* _Exercise description_: Search the data for the string "Homers" and extract every line where it appears.

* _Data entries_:
↓↓↓

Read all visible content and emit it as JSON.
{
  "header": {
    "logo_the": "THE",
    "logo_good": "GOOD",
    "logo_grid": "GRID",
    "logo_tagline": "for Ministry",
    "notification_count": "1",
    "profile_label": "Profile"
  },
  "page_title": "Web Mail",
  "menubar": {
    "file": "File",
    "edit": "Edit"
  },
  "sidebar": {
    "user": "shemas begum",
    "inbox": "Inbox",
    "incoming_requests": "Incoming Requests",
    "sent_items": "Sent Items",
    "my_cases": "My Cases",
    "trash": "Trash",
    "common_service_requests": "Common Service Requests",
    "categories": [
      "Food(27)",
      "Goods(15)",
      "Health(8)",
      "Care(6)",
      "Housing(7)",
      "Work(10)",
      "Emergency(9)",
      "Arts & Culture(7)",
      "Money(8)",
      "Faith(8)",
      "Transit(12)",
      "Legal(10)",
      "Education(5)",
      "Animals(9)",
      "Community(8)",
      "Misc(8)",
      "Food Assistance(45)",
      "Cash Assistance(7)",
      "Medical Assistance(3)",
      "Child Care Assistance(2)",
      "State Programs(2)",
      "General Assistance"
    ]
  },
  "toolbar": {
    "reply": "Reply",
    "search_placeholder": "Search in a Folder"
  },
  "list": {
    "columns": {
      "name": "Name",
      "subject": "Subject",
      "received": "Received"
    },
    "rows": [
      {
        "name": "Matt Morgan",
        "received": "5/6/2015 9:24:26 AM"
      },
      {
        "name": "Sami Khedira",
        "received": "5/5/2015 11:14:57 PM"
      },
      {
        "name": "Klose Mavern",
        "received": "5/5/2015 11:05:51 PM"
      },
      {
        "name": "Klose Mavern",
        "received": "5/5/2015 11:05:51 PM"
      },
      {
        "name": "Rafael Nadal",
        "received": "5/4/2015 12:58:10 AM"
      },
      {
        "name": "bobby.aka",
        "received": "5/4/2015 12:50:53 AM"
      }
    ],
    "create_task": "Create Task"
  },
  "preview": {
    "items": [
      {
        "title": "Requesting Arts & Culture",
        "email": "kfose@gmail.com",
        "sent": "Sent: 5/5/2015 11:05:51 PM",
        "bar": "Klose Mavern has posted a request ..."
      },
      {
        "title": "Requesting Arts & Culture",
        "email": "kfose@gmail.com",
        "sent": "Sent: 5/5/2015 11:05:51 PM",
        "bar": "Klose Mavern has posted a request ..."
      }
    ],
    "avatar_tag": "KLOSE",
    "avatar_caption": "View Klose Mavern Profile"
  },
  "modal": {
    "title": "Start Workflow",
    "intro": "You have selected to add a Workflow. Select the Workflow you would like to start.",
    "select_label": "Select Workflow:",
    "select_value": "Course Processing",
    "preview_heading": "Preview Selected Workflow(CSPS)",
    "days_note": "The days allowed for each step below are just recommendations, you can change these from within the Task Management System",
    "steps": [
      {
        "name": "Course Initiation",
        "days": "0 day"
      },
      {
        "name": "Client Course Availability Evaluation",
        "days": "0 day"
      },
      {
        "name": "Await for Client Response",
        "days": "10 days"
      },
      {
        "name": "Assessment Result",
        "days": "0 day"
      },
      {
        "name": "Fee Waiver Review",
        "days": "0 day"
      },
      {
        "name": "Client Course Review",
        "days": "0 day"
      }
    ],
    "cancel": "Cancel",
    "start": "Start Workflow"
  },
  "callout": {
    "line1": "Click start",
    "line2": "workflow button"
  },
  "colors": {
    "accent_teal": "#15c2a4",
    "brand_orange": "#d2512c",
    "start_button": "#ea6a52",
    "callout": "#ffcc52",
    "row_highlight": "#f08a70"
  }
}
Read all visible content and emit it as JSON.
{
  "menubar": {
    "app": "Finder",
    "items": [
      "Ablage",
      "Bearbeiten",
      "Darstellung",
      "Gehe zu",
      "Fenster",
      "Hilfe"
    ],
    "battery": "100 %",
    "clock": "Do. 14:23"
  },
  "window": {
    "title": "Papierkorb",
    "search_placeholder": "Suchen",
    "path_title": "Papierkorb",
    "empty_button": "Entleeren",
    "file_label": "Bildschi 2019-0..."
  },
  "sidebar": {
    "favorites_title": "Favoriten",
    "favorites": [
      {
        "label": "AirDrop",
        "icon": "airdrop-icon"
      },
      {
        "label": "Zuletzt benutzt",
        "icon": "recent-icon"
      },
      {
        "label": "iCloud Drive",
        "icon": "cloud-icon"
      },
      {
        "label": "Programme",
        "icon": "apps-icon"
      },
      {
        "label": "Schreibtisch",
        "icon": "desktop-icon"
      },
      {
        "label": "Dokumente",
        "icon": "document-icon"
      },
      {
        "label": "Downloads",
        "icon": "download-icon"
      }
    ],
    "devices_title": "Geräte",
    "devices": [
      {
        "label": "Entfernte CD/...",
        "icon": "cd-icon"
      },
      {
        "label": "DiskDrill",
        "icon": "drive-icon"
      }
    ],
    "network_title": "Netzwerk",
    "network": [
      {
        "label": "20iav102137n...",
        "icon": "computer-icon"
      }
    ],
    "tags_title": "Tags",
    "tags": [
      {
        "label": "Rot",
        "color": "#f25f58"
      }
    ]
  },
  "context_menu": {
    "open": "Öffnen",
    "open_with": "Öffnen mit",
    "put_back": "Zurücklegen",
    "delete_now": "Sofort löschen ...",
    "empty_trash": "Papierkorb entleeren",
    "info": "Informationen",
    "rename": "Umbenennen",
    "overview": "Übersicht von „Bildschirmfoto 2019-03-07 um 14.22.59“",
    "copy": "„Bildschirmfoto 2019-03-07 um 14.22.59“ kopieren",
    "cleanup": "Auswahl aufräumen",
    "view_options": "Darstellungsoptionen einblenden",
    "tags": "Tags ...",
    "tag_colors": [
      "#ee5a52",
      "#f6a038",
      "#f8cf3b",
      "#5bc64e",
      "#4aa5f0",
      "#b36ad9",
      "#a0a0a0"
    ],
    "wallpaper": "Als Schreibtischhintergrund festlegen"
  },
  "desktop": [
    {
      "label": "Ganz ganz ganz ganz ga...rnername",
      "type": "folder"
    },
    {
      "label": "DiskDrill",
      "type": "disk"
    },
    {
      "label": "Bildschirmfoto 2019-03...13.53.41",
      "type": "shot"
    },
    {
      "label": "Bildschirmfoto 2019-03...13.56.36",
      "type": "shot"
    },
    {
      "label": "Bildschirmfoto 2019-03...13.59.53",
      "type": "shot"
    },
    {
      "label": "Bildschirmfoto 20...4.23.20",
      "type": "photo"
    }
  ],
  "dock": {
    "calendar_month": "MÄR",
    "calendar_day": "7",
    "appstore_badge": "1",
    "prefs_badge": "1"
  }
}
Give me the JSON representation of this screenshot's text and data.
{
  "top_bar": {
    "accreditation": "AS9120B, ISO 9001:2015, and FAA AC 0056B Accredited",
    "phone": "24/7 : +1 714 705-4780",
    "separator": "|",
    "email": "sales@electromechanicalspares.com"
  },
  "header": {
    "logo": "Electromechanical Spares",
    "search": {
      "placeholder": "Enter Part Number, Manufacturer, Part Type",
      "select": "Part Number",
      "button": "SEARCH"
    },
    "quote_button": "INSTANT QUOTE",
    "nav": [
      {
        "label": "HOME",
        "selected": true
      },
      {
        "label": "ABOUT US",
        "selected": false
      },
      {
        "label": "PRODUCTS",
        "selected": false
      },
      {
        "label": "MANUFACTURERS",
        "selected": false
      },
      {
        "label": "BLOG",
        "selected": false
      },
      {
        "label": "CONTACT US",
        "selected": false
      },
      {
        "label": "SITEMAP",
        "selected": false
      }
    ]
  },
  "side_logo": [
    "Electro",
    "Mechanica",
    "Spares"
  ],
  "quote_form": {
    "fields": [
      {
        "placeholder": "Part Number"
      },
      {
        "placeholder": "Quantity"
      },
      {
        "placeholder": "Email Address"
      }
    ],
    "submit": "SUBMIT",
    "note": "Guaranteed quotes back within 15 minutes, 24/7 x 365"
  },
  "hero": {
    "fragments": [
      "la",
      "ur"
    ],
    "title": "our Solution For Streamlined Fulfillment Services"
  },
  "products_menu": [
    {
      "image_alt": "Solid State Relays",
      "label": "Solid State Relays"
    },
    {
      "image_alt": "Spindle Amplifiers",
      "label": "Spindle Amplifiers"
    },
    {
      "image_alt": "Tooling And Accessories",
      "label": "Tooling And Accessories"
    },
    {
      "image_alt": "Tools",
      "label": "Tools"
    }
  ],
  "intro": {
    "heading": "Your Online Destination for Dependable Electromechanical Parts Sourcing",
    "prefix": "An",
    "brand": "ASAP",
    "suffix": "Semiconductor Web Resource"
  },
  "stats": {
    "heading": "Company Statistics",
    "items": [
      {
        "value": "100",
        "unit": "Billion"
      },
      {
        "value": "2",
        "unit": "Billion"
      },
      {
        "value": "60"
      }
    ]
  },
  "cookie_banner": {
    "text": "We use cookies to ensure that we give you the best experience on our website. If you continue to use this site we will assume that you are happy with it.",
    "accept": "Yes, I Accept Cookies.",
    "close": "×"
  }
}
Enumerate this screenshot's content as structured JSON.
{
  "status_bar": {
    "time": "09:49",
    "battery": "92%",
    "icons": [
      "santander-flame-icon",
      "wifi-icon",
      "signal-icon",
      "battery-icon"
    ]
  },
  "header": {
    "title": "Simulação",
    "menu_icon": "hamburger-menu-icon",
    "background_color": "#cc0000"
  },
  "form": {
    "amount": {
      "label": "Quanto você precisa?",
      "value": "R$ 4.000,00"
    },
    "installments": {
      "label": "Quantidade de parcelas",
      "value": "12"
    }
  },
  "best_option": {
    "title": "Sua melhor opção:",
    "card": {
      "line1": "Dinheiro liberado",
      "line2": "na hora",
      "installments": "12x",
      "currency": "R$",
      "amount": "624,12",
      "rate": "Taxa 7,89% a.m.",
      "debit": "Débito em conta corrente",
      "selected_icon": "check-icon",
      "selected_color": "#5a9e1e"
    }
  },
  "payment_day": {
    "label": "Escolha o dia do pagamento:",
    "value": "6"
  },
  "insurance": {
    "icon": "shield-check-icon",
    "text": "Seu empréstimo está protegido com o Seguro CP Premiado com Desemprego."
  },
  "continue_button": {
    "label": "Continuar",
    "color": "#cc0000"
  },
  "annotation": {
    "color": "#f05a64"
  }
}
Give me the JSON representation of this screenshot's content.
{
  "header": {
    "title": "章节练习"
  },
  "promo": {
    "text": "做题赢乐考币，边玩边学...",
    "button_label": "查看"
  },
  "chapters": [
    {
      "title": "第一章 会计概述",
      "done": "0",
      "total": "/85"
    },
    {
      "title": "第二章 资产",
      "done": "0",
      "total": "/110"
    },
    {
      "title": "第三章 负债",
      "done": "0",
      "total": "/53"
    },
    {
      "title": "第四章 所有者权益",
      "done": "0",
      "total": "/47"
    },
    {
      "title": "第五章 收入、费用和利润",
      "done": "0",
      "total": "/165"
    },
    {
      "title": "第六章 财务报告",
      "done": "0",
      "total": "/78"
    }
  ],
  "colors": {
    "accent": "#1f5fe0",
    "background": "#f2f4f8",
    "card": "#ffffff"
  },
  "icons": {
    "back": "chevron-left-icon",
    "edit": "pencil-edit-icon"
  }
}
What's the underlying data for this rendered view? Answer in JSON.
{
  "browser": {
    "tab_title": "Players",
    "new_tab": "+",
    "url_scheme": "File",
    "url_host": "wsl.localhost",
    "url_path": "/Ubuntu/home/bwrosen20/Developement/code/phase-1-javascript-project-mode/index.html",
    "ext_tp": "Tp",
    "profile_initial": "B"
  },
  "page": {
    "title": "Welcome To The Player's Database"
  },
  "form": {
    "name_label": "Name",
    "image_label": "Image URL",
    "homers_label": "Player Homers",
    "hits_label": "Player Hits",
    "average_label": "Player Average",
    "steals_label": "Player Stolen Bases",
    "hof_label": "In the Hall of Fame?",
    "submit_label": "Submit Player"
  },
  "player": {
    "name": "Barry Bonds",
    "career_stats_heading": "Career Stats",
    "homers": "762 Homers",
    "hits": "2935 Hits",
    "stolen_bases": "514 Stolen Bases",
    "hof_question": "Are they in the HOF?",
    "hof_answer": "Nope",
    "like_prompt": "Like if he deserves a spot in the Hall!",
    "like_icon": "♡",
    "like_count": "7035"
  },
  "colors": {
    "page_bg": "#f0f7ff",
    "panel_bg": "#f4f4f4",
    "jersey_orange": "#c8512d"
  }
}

↑↑↑

* _Written response_:
    "homers_label": "Player Homers",
    "homers": "762 Homers",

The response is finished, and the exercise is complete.